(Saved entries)

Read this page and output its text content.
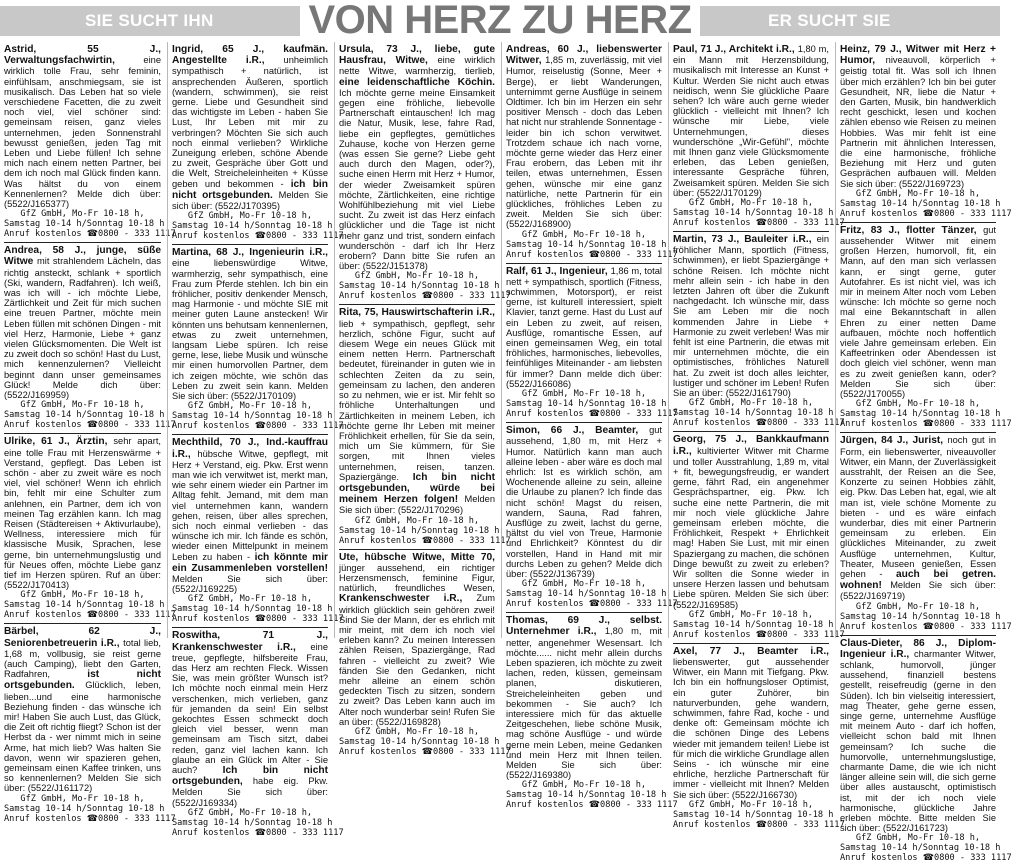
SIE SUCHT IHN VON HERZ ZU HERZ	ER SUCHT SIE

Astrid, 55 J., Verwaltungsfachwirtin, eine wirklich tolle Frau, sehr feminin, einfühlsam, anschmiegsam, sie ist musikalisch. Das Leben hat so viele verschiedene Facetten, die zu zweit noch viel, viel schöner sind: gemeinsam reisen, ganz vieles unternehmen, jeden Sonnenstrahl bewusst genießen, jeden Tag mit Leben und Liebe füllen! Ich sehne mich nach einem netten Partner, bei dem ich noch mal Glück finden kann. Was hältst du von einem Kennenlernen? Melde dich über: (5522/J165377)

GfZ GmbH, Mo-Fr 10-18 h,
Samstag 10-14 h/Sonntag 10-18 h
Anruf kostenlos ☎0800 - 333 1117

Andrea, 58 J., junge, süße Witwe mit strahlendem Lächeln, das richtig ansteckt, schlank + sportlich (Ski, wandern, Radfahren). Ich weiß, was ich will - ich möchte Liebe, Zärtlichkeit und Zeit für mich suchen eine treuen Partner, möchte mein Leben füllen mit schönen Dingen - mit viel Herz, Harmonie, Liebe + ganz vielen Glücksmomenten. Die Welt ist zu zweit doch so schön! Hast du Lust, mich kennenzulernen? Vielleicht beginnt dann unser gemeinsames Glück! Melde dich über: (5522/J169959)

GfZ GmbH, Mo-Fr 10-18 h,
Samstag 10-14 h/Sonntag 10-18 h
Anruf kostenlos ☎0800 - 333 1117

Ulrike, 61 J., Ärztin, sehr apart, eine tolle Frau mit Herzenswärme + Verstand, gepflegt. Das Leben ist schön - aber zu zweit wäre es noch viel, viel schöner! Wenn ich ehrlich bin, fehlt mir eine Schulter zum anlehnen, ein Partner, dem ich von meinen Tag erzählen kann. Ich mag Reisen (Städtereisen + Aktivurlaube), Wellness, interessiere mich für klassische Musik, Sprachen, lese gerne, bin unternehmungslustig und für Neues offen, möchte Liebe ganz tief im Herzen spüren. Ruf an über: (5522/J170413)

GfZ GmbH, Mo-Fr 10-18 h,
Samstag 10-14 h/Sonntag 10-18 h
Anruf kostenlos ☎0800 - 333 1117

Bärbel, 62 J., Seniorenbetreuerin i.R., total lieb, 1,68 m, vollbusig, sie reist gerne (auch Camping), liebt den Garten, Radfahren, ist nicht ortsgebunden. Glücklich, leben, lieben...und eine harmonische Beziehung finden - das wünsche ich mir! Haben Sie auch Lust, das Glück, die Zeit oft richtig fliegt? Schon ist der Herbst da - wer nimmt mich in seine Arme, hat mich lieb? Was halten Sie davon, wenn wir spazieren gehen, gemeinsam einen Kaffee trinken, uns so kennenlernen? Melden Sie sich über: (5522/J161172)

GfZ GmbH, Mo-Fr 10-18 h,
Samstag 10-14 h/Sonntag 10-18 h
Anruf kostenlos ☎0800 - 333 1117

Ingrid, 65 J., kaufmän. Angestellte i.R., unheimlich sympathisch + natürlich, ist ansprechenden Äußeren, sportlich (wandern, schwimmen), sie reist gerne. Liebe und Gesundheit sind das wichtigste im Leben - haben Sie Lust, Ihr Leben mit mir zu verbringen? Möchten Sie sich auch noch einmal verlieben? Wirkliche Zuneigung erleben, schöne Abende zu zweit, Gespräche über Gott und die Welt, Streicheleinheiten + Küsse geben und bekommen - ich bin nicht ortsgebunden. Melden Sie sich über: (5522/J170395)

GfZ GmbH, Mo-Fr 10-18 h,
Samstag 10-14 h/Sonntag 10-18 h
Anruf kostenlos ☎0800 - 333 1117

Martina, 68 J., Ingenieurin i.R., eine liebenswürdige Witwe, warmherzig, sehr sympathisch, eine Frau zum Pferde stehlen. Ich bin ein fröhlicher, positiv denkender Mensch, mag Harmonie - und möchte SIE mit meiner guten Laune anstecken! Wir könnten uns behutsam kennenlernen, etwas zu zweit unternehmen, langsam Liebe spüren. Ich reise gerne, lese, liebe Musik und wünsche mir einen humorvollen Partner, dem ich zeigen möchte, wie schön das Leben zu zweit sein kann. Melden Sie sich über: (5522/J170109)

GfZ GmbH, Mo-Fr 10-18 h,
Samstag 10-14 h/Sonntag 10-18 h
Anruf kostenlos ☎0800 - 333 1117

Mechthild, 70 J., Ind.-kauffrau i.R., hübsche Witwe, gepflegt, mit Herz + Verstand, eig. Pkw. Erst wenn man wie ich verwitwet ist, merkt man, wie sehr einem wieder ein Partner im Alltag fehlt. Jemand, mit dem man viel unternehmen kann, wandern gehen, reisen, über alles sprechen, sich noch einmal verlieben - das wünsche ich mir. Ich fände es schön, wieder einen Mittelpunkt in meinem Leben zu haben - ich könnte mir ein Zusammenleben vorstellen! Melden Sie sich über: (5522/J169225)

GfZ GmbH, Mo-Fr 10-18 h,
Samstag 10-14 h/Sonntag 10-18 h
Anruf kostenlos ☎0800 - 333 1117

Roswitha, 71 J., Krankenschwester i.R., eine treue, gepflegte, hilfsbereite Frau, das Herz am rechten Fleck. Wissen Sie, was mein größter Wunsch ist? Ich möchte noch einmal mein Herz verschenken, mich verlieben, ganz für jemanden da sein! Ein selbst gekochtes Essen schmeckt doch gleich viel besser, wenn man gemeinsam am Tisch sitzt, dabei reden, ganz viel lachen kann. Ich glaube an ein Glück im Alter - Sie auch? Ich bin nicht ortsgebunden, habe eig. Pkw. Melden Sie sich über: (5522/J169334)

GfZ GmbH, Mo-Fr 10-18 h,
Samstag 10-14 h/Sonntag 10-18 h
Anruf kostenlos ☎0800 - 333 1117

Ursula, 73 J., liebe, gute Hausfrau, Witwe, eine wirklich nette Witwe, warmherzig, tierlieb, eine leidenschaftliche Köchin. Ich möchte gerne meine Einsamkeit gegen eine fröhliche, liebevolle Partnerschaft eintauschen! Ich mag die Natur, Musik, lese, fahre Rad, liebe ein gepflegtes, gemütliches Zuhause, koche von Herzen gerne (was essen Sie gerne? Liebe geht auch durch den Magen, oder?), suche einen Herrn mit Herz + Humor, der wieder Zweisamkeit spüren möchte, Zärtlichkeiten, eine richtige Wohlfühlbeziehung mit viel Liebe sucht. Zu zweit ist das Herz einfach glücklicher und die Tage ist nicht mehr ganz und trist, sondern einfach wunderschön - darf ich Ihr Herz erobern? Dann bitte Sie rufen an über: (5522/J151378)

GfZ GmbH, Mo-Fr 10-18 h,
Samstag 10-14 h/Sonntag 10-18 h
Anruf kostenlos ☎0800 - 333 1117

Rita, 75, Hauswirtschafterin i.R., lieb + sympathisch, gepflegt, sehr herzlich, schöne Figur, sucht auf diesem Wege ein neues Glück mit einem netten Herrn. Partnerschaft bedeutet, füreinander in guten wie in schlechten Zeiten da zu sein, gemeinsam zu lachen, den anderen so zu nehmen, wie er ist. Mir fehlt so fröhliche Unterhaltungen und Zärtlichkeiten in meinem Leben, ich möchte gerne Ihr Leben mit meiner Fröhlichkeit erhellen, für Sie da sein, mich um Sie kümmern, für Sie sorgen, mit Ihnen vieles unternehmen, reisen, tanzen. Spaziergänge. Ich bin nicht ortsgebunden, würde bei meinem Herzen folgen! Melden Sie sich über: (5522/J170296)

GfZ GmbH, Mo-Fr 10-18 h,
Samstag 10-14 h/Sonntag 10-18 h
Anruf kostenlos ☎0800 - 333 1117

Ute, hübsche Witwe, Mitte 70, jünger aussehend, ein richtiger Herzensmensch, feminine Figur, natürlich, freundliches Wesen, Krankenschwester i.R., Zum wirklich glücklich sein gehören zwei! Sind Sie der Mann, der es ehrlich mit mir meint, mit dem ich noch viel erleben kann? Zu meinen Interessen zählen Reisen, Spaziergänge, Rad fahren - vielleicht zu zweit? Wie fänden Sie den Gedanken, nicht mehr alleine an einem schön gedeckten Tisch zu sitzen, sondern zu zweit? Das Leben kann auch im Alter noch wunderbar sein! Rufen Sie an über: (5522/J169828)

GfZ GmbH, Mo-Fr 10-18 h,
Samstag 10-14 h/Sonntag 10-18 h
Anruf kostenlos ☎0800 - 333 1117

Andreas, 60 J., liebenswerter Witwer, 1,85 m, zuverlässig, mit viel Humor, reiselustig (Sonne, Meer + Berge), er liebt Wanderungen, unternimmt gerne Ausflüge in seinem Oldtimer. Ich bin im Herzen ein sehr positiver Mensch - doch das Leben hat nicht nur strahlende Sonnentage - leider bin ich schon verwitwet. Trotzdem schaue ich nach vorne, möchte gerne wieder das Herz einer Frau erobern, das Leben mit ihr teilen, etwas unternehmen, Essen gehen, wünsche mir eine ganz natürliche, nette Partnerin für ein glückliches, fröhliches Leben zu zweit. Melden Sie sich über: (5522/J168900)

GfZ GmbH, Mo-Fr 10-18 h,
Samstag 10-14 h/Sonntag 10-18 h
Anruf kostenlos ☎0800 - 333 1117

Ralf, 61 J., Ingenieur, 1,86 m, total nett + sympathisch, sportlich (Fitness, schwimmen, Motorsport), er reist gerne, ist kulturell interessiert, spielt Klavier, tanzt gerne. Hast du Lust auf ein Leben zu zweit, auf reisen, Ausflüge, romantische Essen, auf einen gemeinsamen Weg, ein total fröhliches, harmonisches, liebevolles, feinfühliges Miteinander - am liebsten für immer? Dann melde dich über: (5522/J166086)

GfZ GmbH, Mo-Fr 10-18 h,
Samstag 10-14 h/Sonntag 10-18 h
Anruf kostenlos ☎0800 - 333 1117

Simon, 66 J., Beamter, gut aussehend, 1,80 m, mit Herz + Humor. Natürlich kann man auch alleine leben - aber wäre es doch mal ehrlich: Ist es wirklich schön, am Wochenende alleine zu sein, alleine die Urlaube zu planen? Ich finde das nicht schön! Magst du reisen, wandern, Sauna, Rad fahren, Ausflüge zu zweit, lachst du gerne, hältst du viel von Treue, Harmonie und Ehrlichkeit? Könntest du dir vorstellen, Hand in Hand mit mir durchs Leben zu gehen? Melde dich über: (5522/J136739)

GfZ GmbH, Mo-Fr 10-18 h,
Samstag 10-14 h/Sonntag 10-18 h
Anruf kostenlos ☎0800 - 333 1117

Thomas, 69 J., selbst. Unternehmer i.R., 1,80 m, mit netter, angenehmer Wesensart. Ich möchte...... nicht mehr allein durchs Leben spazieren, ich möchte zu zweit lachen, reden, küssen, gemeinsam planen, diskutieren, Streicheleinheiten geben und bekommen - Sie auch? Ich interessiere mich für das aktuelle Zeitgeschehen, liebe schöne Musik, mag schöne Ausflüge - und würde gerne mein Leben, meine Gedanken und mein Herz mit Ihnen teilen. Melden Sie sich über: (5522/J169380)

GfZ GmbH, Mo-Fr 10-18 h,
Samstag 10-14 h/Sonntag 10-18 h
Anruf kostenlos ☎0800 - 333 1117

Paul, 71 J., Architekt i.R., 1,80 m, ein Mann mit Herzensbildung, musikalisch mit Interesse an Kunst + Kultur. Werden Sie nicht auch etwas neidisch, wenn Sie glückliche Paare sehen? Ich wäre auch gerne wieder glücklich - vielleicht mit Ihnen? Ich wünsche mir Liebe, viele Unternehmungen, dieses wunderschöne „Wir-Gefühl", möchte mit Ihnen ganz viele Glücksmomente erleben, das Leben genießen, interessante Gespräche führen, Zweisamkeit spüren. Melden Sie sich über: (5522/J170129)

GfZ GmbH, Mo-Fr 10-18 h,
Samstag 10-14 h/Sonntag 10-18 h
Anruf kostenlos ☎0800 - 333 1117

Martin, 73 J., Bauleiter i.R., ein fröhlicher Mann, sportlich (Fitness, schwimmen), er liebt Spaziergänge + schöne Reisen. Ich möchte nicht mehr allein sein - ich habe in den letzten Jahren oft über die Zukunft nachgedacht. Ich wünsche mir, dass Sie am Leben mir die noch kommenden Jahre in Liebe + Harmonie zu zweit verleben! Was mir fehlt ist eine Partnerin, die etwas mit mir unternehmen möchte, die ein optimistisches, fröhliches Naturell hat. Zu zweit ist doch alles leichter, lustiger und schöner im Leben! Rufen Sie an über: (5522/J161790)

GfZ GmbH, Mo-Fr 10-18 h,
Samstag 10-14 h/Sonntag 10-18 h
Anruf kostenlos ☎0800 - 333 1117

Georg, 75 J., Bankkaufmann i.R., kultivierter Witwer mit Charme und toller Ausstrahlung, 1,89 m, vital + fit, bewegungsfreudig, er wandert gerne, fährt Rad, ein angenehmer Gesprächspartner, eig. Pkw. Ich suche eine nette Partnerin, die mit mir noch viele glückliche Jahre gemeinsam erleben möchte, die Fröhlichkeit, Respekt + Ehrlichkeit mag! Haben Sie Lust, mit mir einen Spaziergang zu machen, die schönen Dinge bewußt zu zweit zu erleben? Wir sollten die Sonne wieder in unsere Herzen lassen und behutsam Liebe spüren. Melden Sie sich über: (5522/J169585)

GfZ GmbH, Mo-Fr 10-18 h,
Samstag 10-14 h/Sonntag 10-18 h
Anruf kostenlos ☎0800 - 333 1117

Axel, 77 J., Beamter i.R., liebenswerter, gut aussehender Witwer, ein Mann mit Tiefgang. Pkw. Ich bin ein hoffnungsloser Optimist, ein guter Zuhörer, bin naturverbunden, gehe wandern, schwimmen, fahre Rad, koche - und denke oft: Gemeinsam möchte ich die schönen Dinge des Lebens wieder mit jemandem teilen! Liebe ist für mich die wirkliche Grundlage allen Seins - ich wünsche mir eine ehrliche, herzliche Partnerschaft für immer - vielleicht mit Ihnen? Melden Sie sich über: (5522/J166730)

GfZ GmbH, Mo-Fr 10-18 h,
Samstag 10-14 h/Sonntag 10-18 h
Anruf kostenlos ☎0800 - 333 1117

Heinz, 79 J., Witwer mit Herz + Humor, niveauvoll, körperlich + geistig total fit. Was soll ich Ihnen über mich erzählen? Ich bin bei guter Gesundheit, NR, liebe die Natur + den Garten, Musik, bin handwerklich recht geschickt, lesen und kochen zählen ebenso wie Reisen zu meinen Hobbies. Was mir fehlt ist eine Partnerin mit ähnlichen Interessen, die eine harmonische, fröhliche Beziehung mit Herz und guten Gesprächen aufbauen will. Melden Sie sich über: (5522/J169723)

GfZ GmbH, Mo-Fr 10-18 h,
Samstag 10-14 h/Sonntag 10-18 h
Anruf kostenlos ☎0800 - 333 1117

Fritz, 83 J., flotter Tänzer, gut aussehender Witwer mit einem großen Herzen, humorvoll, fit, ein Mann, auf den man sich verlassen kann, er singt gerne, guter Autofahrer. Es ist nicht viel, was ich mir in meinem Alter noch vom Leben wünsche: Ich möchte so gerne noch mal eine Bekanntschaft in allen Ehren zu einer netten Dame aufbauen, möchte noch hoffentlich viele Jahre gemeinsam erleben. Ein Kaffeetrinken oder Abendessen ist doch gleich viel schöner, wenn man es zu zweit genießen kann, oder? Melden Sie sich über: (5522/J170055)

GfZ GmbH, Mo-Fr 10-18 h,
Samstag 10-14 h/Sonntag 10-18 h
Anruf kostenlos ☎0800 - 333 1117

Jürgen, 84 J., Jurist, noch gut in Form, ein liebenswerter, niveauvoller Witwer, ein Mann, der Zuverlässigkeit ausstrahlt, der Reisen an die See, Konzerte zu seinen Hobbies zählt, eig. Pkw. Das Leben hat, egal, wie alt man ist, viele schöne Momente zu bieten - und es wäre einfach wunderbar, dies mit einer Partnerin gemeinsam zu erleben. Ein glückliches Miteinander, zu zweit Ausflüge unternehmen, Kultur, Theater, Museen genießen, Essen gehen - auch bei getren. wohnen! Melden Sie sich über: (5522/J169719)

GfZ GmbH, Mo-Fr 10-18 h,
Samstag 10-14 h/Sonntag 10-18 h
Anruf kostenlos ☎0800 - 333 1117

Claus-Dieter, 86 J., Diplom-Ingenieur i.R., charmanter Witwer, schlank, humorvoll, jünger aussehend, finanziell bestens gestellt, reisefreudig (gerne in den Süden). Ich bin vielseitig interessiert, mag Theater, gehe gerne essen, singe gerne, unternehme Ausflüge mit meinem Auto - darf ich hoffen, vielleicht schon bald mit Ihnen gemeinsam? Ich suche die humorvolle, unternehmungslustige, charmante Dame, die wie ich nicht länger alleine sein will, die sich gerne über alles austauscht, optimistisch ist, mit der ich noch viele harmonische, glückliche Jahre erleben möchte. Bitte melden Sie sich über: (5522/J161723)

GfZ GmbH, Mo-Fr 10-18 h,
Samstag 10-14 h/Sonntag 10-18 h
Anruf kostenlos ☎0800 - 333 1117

* **Task statement**: Lines containing the word "musikalisch" are to be counted in the listing; state their number alone.

* **Solution for this task**: 2